Put every row below into a JSON list of strings, one string for each line, and leave out any blank lines.

## INPUT FOR THIS TASK
## START

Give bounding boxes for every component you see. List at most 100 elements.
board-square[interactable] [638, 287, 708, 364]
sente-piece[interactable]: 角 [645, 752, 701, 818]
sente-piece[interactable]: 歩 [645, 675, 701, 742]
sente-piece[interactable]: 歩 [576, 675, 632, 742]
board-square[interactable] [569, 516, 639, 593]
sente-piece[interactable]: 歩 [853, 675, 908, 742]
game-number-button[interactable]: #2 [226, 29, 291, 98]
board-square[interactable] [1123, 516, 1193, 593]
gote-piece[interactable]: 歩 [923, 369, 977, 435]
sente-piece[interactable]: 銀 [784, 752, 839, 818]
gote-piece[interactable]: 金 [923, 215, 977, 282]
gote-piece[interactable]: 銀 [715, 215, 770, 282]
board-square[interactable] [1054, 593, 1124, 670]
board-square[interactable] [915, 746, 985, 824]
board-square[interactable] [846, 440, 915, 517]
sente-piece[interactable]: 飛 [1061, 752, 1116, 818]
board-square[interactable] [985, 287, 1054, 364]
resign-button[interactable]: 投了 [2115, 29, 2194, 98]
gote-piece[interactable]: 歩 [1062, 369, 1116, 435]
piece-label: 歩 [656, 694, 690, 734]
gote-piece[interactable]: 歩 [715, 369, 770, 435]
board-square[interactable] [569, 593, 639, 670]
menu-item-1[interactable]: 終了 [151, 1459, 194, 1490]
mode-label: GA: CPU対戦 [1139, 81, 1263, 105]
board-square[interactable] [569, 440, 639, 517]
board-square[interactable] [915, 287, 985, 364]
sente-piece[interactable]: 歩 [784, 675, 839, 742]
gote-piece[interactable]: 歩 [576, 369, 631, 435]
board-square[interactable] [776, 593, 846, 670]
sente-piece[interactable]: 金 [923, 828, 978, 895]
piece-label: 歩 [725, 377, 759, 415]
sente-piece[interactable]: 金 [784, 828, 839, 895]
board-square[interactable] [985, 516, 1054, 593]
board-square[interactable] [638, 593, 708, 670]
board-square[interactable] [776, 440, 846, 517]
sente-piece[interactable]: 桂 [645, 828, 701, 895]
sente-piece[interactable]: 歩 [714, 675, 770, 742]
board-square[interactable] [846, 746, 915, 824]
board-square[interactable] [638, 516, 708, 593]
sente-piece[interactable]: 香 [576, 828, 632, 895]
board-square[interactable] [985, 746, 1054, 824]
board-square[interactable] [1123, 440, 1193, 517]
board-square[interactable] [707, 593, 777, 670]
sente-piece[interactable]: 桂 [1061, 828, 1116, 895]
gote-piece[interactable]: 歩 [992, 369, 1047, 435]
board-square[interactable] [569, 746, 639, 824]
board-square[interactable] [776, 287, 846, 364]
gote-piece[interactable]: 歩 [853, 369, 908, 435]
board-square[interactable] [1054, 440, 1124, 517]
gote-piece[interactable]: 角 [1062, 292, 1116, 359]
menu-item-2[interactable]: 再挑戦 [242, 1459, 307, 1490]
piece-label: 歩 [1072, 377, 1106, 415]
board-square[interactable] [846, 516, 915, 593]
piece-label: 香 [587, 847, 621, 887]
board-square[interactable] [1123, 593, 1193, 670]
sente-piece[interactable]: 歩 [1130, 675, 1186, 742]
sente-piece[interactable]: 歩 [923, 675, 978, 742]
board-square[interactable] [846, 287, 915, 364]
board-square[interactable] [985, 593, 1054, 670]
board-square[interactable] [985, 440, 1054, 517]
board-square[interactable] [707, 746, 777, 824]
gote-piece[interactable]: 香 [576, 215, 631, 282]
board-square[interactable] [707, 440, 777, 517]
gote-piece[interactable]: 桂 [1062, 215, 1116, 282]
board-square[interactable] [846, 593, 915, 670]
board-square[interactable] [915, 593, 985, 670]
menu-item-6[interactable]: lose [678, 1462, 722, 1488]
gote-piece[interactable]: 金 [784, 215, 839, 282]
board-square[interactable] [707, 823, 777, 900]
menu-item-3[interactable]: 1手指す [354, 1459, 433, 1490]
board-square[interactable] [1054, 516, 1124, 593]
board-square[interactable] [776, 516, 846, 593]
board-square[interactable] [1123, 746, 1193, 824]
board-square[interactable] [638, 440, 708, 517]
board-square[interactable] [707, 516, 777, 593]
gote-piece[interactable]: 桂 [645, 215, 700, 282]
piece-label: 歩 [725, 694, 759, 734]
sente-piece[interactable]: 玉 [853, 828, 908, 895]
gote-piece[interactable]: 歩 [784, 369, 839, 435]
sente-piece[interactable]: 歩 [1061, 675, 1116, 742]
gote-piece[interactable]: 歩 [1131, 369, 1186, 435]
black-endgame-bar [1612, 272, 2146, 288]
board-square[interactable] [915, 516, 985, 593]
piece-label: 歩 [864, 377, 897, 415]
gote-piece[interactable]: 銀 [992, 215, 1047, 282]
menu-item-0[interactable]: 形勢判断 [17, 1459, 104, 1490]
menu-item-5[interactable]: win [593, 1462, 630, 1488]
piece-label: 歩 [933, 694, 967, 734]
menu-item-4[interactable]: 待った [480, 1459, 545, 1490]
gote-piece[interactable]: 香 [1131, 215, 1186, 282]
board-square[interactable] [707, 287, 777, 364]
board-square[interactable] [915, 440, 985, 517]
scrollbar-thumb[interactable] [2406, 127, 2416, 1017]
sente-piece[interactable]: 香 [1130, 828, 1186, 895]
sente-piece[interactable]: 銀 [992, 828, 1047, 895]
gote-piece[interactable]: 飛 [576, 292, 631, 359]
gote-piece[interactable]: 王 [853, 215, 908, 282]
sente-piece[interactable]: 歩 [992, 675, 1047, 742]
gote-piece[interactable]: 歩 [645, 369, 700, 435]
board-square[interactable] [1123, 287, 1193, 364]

## END

## THE RESULT
[
  "Give bounding boxes for every component you see. List at most 100 elements.",
  "board-square[interactable] [638, 287, 708, 364]",
  "sente-piece[interactable]: 角 [645, 752, 701, 818]",
  "sente-piece[interactable]: 歩 [645, 675, 701, 742]",
  "sente-piece[interactable]: 歩 [576, 675, 632, 742]",
  "board-square[interactable] [569, 516, 639, 593]",
  "sente-piece[interactable]: 歩 [853, 675, 908, 742]",
  "game-number-button[interactable]: #2 [226, 29, 291, 98]",
  "board-square[interactable] [1123, 516, 1193, 593]",
  "gote-piece[interactable]: 歩 [923, 369, 977, 435]",
  "sente-piece[interactable]: 銀 [784, 752, 839, 818]",
  "gote-piece[interactable]: 金 [923, 215, 977, 282]",
  "gote-piece[interactable]: 銀 [715, 215, 770, 282]",
  "board-square[interactable] [1054, 593, 1124, 670]",
  "board-square[interactable] [915, 746, 985, 824]",
  "board-square[interactable] [846, 440, 915, 517]",
  "sente-piece[interactable]: 飛 [1061, 752, 1116, 818]",
  "board-square[interactable] [985, 287, 1054, 364]",
  "resign-button[interactable]: 投了 [2115, 29, 2194, 98]",
  "gote-piece[interactable]: 歩 [1062, 369, 1116, 435]",
  "piece-label: 歩 [656, 694, 690, 734]",
  "gote-piece[interactable]: 歩 [715, 369, 770, 435]",
  "board-square[interactable] [569, 593, 639, 670]",
  "menu-item-1[interactable]: 終了 [151, 1459, 194, 1490]",
  "mode-label: GA: CPU対戦 [1139, 81, 1263, 105]",
  "board-square[interactable] [569, 440, 639, 517]",
  "board-square[interactable] [915, 287, 985, 364]",
  "sente-piece[interactable]: 歩 [784, 675, 839, 742]",
  "gote-piece[interactable]: 歩 [576, 369, 631, 435]",
  "board-square[interactable] [776, 593, 846, 670]",
  "sente-piece[interactable]: 金 [923, 828, 978, 895]",
  "piece-label: 歩 [725, 377, 759, 415]",
  "sente-piece[interactable]: 金 [784, 828, 839, 895]",
  "board-square[interactable] [985, 516, 1054, 593]",
  "board-square[interactable] [638, 593, 708, 670]",
  "board-square[interactable] [776, 440, 846, 517]",
  "sente-piece[interactable]: 桂 [645, 828, 701, 895]",
  "sente-piece[interactable]: 歩 [714, 675, 770, 742]",
  "board-square[interactable] [846, 746, 915, 824]",
  "board-square[interactable] [638, 516, 708, 593]",
  "sente-piece[interactable]: 香 [576, 828, 632, 895]",
  "board-square[interactable] [985, 746, 1054, 824]",
  "board-square[interactable] [1123, 440, 1193, 517]",
  "board-square[interactable] [707, 593, 777, 670]",
  "sente-piece[interactable]: 桂 [1061, 828, 1116, 895]",
  "gote-piece[interactable]: 歩 [992, 369, 1047, 435]",
  "board-square[interactable] [569, 746, 639, 824]",
  "board-square[interactable] [776, 287, 846, 364]",
  "gote-piece[interactable]: 歩 [853, 369, 908, 435]",
  "board-square[interactable] [1054, 440, 1124, 517]",
  "gote-piece[interactable]: 角 [1062, 292, 1116, 359]",
  "menu-item-2[interactable]: 再挑戦 [242, 1459, 307, 1490]",
  "piece-label: 歩 [1072, 377, 1106, 415]",
  "board-square[interactable] [846, 516, 915, 593]",
  "piece-label: 香 [587, 847, 621, 887]",
  "board-square[interactable] [1123, 593, 1193, 670]",
  "sente-piece[interactable]: 歩 [1130, 675, 1186, 742]",
  "sente-piece[interactable]: 歩 [923, 675, 978, 742]",
  "board-square[interactable] [846, 287, 915, 364]",
  "board-square[interactable] [985, 593, 1054, 670]",
  "board-square[interactable] [985, 440, 1054, 517]",
  "board-square[interactable] [707, 746, 777, 824]",
  "gote-piece[interactable]: 香 [576, 215, 631, 282]",
  "board-square[interactable] [707, 440, 777, 517]",
  "gote-piece[interactable]: 桂 [1062, 215, 1116, 282]",
  "board-square[interactable] [846, 593, 915, 670]",
  "board-square[interactable] [915, 593, 985, 670]",
  "menu-item-6[interactable]: lose [678, 1462, 722, 1488]",
  "gote-piece[interactable]: 金 [784, 215, 839, 282]",
  "board-square[interactable] [707, 823, 777, 900]",
  "menu-item-3[interactable]: 1手指す [354, 1459, 433, 1490]",
  "board-square[interactable] [1054, 516, 1124, 593]",
  "board-square[interactable] [776, 516, 846, 593]",
  "board-square[interactable] [1123, 746, 1193, 824]",
  "board-square[interactable] [638, 440, 708, 517]",
  "board-square[interactable] [707, 516, 777, 593]",
  "gote-piece[interactable]: 桂 [645, 215, 700, 282]",
  "piece-label: 歩 [725, 694, 759, 734]",
  "sente-piece[interactable]: 玉 [853, 828, 908, 895]",
  "gote-piece[interactable]: 歩 [784, 369, 839, 435]",
  "sente-piece[interactable]: 歩 [1061, 675, 1116, 742]",
  "gote-piece[interactable]: 歩 [1131, 369, 1186, 435]",
  "black-endgame-bar [1612, 272, 2146, 288]",
  "board-square[interactable] [915, 516, 985, 593]",
  "piece-label: 歩 [864, 377, 897, 415]",
  "gote-piece[interactable]: 銀 [992, 215, 1047, 282]",
  "menu-item-0[interactable]: 形勢判断 [17, 1459, 104, 1490]",
  "menu-item-5[interactable]: win [593, 1462, 630, 1488]",
  "piece-label: 歩 [933, 694, 967, 734]",
  "menu-item-4[interactable]: 待った [480, 1459, 545, 1490]",
  "gote-piece[interactable]: 香 [1131, 215, 1186, 282]",
  "board-square[interactable] [707, 287, 777, 364]",
  "board-square[interactable] [915, 440, 985, 517]",
  "scrollbar-thumb[interactable] [2406, 127, 2416, 1017]",
  "sente-piece[interactable]: 香 [1130, 828, 1186, 895]",
  "sente-piece[interactable]: 銀 [992, 828, 1047, 895]",
  "gote-piece[interactable]: 飛 [576, 292, 631, 359]",
  "gote-piece[interactable]: 王 [853, 215, 908, 282]",
  "sente-piece[interactable]: 歩 [992, 675, 1047, 742]",
  "gote-piece[interactable]: 歩 [645, 369, 700, 435]",
  "board-square[interactable] [1123, 287, 1193, 364]"
]